REQUIRED WORK: Pick out every line with the word "JSON" and copy it.

## Begin GIVEN RECORDS

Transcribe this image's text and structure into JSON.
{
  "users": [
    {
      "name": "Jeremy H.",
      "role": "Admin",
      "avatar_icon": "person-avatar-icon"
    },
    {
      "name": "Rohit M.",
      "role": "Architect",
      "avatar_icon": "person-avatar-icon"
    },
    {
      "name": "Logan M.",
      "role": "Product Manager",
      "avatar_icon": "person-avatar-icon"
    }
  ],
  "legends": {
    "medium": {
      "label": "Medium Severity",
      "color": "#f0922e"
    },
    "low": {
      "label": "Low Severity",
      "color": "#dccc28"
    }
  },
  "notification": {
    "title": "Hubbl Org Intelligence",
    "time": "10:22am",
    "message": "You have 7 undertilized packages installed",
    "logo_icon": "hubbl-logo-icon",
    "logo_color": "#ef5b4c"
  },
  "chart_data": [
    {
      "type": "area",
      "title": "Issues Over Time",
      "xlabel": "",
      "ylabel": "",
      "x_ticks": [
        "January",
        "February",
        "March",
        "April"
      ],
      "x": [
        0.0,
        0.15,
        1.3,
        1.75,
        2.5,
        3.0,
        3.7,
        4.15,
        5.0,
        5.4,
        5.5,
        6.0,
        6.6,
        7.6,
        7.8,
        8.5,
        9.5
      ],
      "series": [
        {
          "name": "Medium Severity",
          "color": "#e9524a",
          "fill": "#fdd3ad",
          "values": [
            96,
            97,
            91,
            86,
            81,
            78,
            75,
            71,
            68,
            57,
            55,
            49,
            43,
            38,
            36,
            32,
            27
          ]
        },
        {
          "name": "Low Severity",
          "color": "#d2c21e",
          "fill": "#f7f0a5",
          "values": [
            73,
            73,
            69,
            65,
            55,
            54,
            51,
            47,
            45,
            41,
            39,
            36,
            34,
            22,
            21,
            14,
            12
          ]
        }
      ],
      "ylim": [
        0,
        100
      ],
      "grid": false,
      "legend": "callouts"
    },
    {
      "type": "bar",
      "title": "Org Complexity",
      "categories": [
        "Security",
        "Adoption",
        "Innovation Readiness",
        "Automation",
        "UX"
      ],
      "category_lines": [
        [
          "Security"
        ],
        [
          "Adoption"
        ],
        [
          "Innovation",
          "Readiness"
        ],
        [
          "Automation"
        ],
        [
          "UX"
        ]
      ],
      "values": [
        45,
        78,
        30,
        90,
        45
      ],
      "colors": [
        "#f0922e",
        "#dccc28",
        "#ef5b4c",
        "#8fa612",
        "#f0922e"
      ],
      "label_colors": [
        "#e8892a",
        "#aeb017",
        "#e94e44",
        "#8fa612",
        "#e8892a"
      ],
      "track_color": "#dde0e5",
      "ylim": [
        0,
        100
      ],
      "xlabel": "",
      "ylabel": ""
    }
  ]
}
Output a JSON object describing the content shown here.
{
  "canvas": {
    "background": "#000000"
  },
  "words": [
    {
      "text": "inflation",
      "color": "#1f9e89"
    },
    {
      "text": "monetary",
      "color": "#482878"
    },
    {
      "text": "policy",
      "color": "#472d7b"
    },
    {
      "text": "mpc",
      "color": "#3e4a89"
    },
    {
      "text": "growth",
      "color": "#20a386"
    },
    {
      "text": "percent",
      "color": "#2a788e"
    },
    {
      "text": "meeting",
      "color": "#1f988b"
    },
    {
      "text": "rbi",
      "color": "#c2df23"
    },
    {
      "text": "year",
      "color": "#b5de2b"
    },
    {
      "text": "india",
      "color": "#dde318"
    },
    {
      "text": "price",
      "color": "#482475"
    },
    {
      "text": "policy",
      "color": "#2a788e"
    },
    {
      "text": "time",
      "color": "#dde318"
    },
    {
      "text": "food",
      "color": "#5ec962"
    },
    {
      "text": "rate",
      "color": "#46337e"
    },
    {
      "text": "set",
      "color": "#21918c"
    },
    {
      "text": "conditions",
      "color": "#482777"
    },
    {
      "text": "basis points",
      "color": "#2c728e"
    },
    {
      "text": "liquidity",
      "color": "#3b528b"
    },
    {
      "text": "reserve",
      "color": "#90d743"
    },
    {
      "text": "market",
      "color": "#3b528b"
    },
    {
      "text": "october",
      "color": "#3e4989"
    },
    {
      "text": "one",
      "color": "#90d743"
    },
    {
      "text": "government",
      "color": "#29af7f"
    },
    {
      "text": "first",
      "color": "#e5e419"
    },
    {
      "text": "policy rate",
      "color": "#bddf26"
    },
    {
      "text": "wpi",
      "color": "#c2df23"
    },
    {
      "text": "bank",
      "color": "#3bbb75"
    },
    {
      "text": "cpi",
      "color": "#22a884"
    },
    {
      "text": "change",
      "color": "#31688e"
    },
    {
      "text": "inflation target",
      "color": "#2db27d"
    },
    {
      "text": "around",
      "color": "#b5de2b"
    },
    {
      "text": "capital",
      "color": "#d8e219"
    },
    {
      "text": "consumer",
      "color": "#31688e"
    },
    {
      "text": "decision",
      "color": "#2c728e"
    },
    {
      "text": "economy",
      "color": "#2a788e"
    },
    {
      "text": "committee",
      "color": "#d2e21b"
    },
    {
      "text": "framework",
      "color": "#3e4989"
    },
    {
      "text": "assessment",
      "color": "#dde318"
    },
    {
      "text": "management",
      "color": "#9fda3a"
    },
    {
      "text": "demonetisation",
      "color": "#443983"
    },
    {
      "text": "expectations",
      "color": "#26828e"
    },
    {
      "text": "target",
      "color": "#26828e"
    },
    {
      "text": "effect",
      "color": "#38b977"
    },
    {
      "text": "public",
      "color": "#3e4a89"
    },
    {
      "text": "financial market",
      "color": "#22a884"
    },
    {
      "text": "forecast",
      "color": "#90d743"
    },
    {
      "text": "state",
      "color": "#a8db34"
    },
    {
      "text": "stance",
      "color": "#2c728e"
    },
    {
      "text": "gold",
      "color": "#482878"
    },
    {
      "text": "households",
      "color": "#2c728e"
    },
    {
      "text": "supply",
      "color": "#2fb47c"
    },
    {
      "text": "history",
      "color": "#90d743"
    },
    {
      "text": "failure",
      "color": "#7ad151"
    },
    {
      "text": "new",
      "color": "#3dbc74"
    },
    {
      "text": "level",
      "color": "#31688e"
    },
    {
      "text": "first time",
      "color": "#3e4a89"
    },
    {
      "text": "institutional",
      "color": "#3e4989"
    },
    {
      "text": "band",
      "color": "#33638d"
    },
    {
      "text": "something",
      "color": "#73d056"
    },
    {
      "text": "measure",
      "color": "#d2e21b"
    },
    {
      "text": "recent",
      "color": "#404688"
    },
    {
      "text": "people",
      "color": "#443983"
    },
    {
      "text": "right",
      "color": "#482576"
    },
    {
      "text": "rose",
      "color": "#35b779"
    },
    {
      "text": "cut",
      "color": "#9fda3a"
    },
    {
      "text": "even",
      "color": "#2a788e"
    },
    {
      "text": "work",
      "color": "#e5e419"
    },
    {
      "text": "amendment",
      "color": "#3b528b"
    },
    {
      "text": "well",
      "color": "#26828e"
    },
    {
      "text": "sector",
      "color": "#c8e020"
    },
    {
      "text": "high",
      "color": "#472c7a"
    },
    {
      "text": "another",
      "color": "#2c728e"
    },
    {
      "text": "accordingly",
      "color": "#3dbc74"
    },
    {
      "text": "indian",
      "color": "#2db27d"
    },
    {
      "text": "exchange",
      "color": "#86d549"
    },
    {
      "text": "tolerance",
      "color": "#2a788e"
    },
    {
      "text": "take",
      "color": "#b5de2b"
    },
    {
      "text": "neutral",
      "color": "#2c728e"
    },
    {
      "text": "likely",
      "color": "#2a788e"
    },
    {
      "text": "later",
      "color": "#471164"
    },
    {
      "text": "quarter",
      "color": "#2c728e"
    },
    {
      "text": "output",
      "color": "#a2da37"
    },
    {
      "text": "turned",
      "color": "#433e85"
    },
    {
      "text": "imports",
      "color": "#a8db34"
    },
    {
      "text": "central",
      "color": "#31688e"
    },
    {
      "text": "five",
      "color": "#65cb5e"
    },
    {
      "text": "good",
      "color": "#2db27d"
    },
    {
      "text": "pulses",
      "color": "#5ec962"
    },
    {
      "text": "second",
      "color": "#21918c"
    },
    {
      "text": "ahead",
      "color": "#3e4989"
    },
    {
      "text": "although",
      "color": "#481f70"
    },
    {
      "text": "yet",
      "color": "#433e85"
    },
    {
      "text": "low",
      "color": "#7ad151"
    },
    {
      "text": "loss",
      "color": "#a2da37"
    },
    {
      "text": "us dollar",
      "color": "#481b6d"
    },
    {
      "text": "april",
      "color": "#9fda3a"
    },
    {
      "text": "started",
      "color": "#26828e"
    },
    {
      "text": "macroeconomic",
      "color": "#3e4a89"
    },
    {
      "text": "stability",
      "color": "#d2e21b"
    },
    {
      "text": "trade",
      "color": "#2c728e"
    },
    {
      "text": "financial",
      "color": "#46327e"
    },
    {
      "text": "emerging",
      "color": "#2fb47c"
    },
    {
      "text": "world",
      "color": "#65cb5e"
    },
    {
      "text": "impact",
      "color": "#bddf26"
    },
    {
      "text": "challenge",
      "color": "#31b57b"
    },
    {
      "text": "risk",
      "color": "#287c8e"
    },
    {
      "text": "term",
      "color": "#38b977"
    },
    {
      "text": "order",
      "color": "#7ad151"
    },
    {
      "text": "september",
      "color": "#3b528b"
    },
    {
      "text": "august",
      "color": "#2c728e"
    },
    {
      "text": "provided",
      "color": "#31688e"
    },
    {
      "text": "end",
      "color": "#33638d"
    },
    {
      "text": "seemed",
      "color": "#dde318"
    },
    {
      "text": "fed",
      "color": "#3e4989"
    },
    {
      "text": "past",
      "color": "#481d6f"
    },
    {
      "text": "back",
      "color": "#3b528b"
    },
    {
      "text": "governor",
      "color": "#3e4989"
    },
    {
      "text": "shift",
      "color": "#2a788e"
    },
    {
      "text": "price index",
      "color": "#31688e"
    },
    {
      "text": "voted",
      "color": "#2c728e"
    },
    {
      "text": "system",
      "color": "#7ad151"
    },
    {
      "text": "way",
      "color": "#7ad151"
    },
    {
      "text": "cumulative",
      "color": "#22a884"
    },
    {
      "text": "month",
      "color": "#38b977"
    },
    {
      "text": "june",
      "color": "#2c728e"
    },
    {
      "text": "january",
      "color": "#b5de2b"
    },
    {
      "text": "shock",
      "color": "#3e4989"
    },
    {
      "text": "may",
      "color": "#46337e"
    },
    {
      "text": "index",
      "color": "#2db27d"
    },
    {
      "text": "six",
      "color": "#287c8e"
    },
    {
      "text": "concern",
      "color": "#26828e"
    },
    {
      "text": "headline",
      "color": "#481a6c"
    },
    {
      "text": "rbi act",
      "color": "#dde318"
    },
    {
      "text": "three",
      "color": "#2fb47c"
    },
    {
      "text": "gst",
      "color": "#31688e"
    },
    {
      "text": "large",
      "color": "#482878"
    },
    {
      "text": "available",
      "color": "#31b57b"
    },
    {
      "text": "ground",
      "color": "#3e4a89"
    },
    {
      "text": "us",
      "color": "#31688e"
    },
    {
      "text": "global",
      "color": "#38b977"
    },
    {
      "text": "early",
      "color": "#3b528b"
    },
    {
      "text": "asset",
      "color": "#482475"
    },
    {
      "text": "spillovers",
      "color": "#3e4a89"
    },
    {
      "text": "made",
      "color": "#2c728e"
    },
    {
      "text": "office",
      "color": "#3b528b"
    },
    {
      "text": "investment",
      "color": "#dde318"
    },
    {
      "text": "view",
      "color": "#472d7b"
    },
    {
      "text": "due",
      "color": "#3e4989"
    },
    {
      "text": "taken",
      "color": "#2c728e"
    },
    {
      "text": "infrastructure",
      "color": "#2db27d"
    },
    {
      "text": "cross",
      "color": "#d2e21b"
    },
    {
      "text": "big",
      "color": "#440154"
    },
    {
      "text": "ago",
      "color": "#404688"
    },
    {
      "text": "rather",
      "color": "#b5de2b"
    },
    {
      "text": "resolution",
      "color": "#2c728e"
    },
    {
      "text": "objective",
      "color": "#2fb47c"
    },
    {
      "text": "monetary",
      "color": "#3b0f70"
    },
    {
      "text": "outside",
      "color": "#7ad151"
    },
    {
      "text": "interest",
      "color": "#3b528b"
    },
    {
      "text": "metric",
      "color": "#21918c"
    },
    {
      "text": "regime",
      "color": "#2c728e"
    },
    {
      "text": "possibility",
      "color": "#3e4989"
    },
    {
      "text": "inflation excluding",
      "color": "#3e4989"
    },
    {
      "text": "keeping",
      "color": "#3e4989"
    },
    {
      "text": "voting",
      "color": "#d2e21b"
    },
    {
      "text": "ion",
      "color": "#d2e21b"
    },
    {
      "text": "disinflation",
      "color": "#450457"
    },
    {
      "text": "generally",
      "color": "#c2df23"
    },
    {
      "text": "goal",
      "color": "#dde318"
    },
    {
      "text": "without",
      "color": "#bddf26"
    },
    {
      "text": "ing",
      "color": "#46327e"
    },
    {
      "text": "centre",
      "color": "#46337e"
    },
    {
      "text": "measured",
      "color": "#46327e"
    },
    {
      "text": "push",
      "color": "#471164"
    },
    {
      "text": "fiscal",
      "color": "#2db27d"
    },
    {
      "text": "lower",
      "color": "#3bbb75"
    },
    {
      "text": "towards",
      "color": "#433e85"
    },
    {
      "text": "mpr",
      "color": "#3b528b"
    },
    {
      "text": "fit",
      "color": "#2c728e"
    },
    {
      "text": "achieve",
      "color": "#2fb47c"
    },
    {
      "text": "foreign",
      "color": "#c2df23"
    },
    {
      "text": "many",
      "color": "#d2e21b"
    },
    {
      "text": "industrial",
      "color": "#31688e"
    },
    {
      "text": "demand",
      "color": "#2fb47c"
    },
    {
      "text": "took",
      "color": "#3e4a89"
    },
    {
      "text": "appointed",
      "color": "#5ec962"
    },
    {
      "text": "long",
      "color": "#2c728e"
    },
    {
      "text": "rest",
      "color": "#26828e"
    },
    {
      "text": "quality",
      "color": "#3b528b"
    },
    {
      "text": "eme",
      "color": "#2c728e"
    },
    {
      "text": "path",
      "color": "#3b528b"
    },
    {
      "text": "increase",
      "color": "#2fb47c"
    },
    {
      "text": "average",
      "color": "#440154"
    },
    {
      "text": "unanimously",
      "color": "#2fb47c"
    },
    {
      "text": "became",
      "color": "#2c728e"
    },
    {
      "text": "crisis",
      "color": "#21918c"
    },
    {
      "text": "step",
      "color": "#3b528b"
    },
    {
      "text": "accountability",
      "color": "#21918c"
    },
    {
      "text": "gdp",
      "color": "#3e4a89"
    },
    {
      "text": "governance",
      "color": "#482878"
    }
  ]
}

## End GIVEN RECORDS

REPLY:
Transcribe this image's text and structure into JSON.
Output a JSON object describing the content shown here.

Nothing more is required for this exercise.